+++ Items +++

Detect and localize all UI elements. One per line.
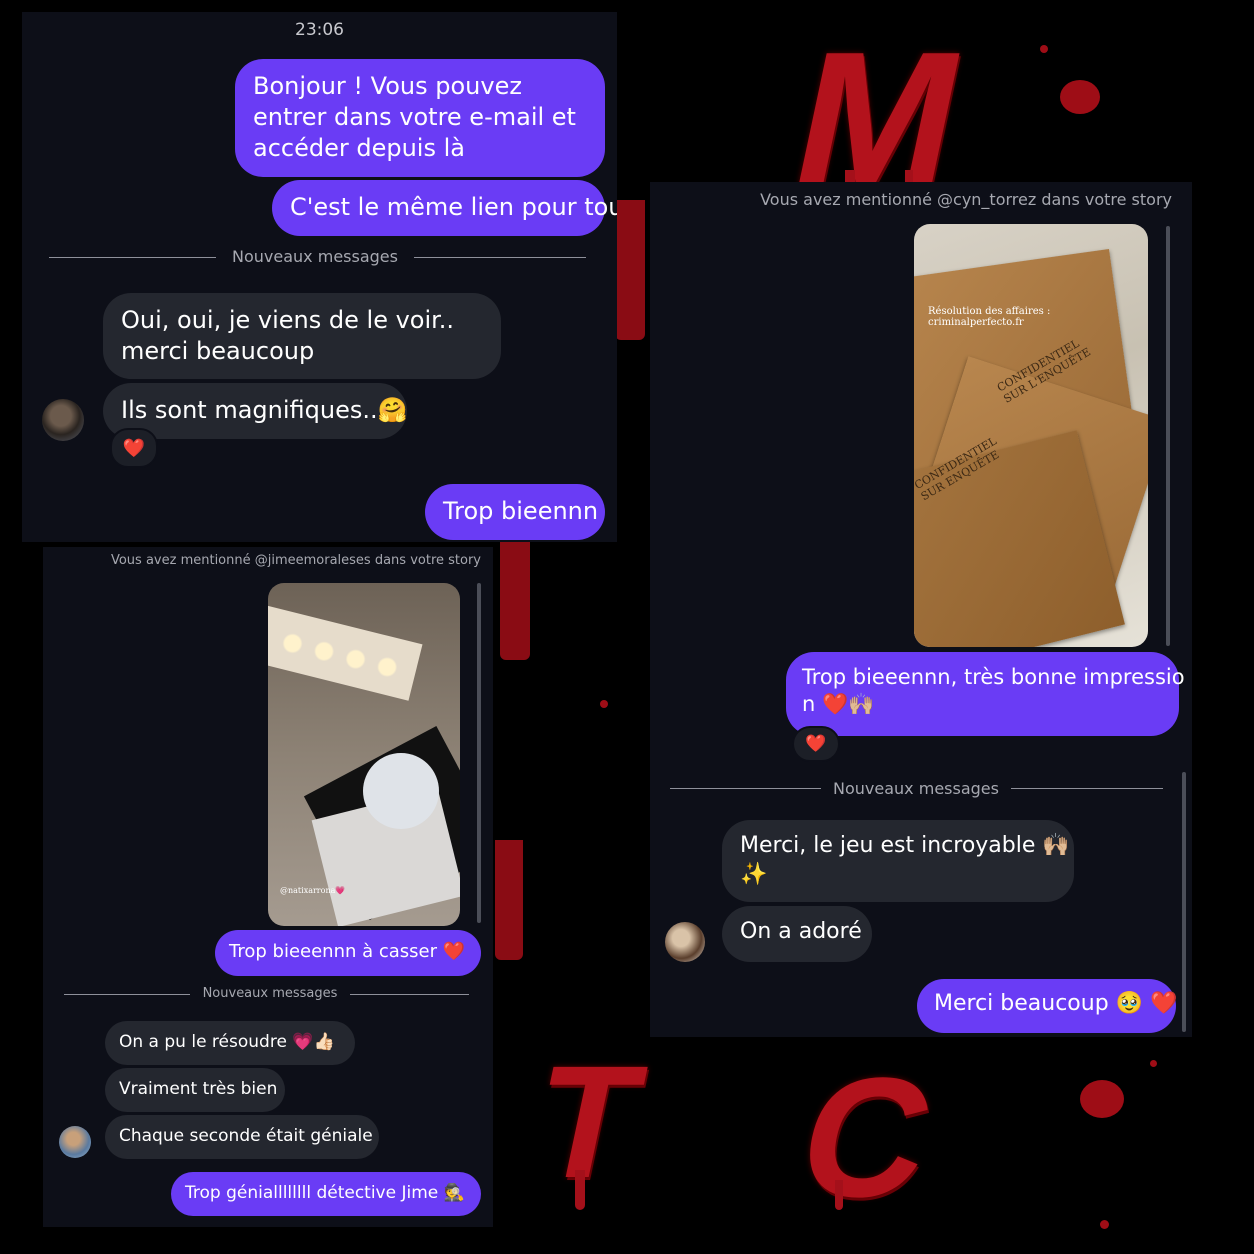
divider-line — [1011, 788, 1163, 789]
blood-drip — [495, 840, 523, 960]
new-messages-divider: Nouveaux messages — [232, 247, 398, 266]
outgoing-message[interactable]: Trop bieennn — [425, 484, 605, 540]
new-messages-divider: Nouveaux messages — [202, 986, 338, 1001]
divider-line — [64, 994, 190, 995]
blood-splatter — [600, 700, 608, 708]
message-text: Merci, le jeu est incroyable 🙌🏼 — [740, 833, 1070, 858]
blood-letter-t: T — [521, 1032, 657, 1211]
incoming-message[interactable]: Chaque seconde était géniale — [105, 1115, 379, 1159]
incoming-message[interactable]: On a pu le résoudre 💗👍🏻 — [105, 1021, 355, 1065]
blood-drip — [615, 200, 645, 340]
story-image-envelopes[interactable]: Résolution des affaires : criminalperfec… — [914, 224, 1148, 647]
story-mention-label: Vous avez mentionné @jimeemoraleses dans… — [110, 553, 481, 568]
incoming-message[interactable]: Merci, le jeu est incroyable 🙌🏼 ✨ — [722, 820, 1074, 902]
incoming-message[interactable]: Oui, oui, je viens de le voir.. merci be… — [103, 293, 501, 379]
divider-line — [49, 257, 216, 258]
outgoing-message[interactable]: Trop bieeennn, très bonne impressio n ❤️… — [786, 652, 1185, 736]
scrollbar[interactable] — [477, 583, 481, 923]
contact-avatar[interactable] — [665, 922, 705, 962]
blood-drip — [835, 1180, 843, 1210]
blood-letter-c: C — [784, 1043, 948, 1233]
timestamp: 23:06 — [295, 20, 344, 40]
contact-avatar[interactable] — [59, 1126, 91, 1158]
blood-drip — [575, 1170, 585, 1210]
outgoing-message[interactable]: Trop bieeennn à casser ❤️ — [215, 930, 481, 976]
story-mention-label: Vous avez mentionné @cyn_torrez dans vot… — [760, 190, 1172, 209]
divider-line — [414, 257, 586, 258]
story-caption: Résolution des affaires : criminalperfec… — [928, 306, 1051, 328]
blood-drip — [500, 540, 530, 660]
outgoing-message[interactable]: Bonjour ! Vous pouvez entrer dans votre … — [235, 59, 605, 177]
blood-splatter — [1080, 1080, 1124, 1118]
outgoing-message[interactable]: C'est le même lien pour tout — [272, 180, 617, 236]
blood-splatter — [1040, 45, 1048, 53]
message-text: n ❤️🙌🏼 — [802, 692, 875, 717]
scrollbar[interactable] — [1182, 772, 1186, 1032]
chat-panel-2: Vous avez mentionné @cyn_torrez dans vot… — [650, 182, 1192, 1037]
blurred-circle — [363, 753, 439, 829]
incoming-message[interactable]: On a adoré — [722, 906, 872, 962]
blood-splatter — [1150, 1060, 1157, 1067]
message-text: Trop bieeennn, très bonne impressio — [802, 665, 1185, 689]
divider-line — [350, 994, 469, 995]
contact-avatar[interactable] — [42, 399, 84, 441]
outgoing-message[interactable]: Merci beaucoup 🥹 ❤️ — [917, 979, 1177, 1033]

+++

> [Short exercise]
Reproduce the lines of the data above verbatim, leaving out the picture.

> [Response to the task]
Detect and localize all UI elements. One per line.
divider-line — [1011, 788, 1163, 789]
blood-drip — [495, 840, 523, 960]
new-messages-divider: Nouveaux messages — [232, 247, 398, 266]
outgoing-message[interactable]: Trop bieennn — [425, 484, 605, 540]
new-messages-divider: Nouveaux messages — [202, 986, 338, 1001]
divider-line — [64, 994, 190, 995]
blood-splatter — [600, 700, 608, 708]
message-text: Merci, le jeu est incroyable 🙌🏼 — [740, 833, 1070, 858]
blood-letter-t: T — [521, 1032, 657, 1211]
incoming-message[interactable]: Chaque seconde était géniale — [105, 1115, 379, 1159]
incoming-message[interactable]: On a pu le résoudre 💗👍🏻 — [105, 1021, 355, 1065]
blood-drip — [615, 200, 645, 340]
story-image-envelopes[interactable]: Résolution des affaires : criminalperfec… — [914, 224, 1148, 647]
story-mention-label: Vous avez mentionné @jimeemoraleses dans… — [110, 553, 481, 568]
incoming-message[interactable]: Merci, le jeu est incroyable 🙌🏼 ✨ — [722, 820, 1074, 902]
incoming-message[interactable]: Oui, oui, je viens de le voir.. merci be… — [103, 293, 501, 379]
divider-line — [49, 257, 216, 258]
outgoing-message[interactable]: Trop bieeennn, très bonne impressio n ❤️… — [786, 652, 1185, 736]
scrollbar[interactable] — [477, 583, 481, 923]
contact-avatar[interactable] — [665, 922, 705, 962]
blood-drip — [835, 1180, 843, 1210]
blood-letter-c: C — [784, 1043, 948, 1233]
timestamp: 23:06 — [295, 20, 344, 40]
contact-avatar[interactable] — [59, 1126, 91, 1158]
blood-drip — [575, 1170, 585, 1210]
outgoing-message[interactable]: Trop bieeennn à casser ❤️ — [215, 930, 481, 976]
story-mention-label: Vous avez mentionné @cyn_torrez dans vot… — [760, 190, 1172, 209]
divider-line — [414, 257, 586, 258]
story-caption: Résolution des affaires : criminalperfec… — [928, 306, 1051, 328]
blood-drip — [500, 540, 530, 660]
outgoing-message[interactable]: Bonjour ! Vous pouvez entrer dans votre … — [235, 59, 605, 177]
blood-splatter — [1080, 1080, 1124, 1118]
outgoing-message[interactable]: C'est le même lien pour tout — [272, 180, 617, 236]
blood-splatter — [1040, 45, 1048, 53]
message-text: n ❤️🙌🏼 — [802, 692, 875, 717]
scrollbar[interactable] — [1182, 772, 1186, 1032]
chat-panel-2: Vous avez mentionné @cyn_torrez dans vot… — [650, 182, 1192, 1037]
blurred-circle — [363, 753, 439, 829]
incoming-message[interactable]: On a adoré — [722, 906, 872, 962]
blood-splatter — [1150, 1060, 1157, 1067]
message-text: Trop bieeennn, très bonne impressio — [802, 665, 1185, 689]
divider-line — [350, 994, 469, 995]
contact-avatar[interactable] — [42, 399, 84, 441]
outgoing-message[interactable]: Merci beaucoup 🥹 ❤️ — [917, 979, 1177, 1033]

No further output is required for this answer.